◆ **THE PROBLEM**: From the listing below, extract every line containing "内杜忠臣之口".

◆ **GIVEN INFORMATION**:
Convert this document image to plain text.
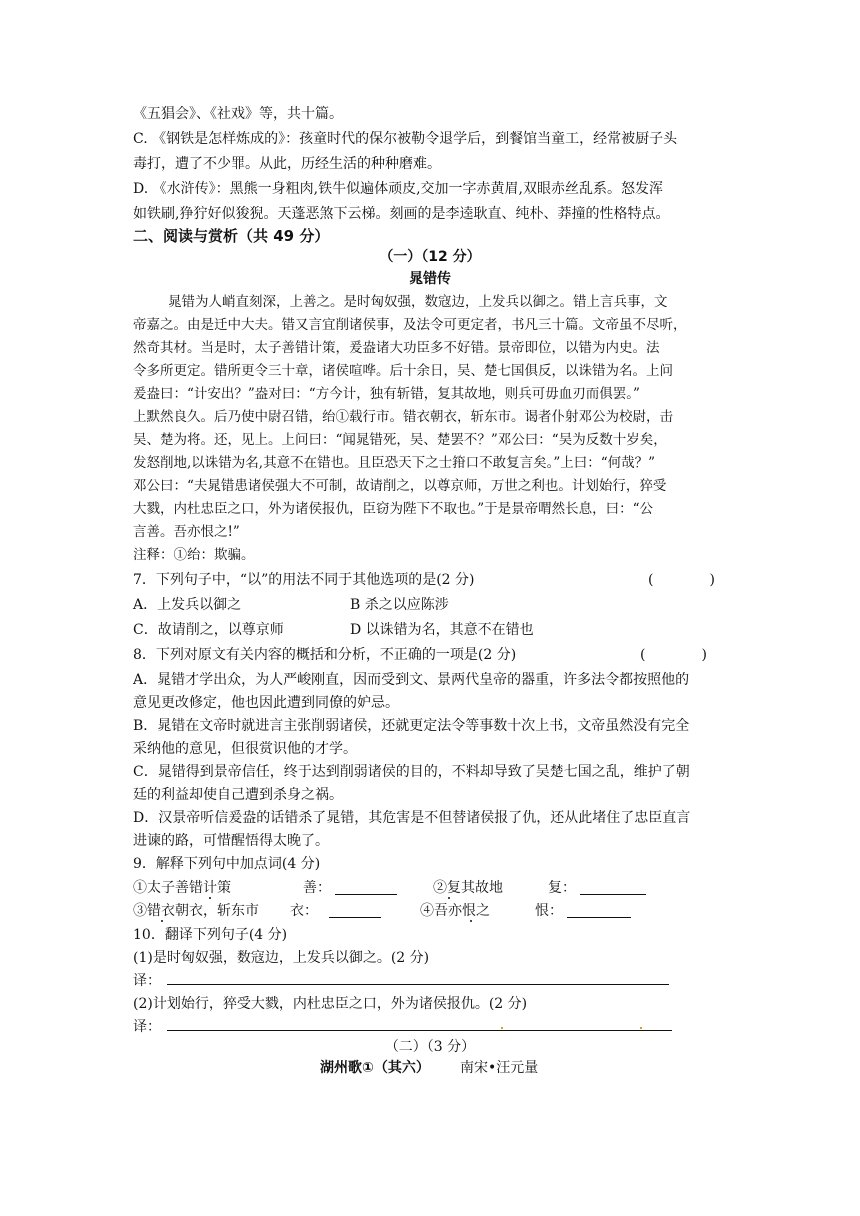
《五猖会》、《社戏》等，共十篇。
C. 《钢铁是怎样炼成的》：孩童时代的保尔被勒令退学后，到餐馆当童工，经常被厨子头
毒打，遭了不少罪。从此，历经生活的种种磨难。
D. 《水浒传》：黑熊一身粗肉,铁牛似遍体顽皮,交加一字赤黄眉,双眼赤丝乱系。怒发浑
如铁刷,狰狞好似狻猊。天蓬恶煞下云梯。刻画的是李逵耿直、纯朴、莽撞的性格特点。
二、阅读与赏析（共 49 分）
（一）（12 分）
晁错传
晁错为人峭直刻深，上善之。是时匈奴强，数寇边，上发兵以御之。错上言兵事，文
帝嘉之。由是迁中大夫。错又言宜削诸侯事，及法令可更定者，书凡三十篇。文帝虽不尽听，
然奇其材。当是时，太子善错计策，爰盎诸大功臣多不好错。景帝即位，以错为内史。法
令多所更定。错所更令三十章，诸侯喧哗。后十余日，吴、楚七国俱反，以诛错为名。上问
爰盎曰：“计安出？”盎对曰：“方今计，独有斩错，复其故地，则兵可毋血刃而俱罢。”
上默然良久。后乃使中尉召错，绐①载行市。错衣朝衣，斩东市。谒者仆射邓公为校尉，击
吴、楚为将。还，见上。上问曰：“闻晁错死，吴、楚罢不？”邓公曰：“吴为反数十岁矣，
发怒削地,以诛错为名,其意不在错也。且臣恐天下之士箝口不敢复言矣。”上曰：“何哉？”
邓公曰：“夫晁错患诸侯强大不可制，故请削之，以尊京师，万世之利也。计划始行，猝受
大戮，内杜忠臣之口，外为诸侯报仇，臣窃为陛下不取也。”于是景帝喟然长息，曰：“公
言善。吾亦恨之!”
注释：①绐：欺骗。
7．下列句子中，“以”的用法不同于其他选项的是(2 分)	(　　　　)
A．上发兵以御之	B 杀之以应陈涉
C．故请削之，以尊京师	D 以诛错为名，其意不在错也
8．下列对原文有关内容的概括和分析，不正确的一项是(2 分)	(　　　　)
A．晁错才学出众，为人严峻刚直，因而受到文、景两代皇帝的器重，许多法令都按照他的
意见更改修定，他也因此遭到同僚的妒忌。
B．晁错在文帝时就进言主张削弱诸侯，还就更定法令等事数十次上书，文帝虽然没有完全
采纳他的意见，但很赏识他的才学。
C．晁错得到景帝信任，终于达到削弱诸侯的目的，不料却导致了吴楚七国之乱，维护了朝
廷的利益却使自己遭到杀身之祸。
D．汉景帝听信爰盎的话错杀了晁错，其危害是不但替诸侯报了仇，还从此堵住了忠臣直言
进谏的路，可惜醒悟得太晚了。
9．解释下列句中加点词(4 分)
①太子善错计策	善：	②复其故地	复：
③错衣朝衣，斩东市 衣：	④吾亦恨之	恨：
10．翻译下列句子(4 分)
(1)是时匈奴强，数寇边，上发兵以御之。(2 分)
译：
(2)计划始行，猝受大戮，内杜忠臣之口，外为诸侯报仇。(2 分)
译：
（二）（3 分）
湖州歌①（其六） 南宋•汪元量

◆ **REPLY TO THE EXERCISE**:
大戮，内杜忠臣之口，外为诸侯报仇，臣窃为陛下不取也。”于是景帝喟然长息，曰：“公
(2)计划始行，猝受大戮，内杜忠臣之口，外为诸侯报仇。(2 分)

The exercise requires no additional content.